> [Task brief]:
Copy every line that mentions the word "itchy".

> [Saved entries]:
------------------------------------------------------------------------

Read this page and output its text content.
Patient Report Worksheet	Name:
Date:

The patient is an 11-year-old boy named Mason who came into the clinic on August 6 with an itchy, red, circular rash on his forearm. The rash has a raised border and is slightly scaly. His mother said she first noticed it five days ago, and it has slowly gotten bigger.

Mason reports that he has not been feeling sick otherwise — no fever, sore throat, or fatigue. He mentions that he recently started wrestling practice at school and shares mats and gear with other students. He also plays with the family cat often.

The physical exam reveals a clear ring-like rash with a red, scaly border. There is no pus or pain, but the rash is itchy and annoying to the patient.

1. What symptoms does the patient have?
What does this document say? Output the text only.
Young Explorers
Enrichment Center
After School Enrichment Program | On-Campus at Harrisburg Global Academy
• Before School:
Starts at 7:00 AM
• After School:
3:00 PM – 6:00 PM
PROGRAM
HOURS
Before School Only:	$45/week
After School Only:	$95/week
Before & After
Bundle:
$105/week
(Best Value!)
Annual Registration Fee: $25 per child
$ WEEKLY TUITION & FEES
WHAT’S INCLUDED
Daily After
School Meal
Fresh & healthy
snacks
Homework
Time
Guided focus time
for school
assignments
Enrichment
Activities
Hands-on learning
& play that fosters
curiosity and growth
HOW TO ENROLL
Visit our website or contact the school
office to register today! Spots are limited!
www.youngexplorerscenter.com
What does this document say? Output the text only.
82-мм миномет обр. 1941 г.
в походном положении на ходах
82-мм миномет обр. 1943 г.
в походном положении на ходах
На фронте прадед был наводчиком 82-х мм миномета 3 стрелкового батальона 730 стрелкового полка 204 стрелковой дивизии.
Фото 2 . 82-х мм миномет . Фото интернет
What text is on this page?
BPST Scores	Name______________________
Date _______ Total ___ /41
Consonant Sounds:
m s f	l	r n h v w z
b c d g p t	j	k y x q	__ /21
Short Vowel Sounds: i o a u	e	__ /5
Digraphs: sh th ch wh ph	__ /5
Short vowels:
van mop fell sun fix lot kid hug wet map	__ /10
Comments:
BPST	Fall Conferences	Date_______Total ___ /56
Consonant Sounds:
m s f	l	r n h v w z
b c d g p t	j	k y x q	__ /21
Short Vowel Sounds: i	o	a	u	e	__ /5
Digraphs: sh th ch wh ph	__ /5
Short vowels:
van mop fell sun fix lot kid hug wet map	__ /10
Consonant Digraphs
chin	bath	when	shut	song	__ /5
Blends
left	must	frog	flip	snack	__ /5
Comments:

------------------------------------------------------------------------

> [Response to this exercise]:
The patient is an 11-year-old boy named Mason who came into the clinic on August 6 with an itchy, red, circular rash on his forearm. The rash has a raised border and is slightly scaly. His mother said she first noticed it five days ago, and it has slowly gotten bigger.
The physical exam reveals a clear ring-like rash with a red, scaly border. There is no pus or pain, but the rash is itchy and annoying to the patient.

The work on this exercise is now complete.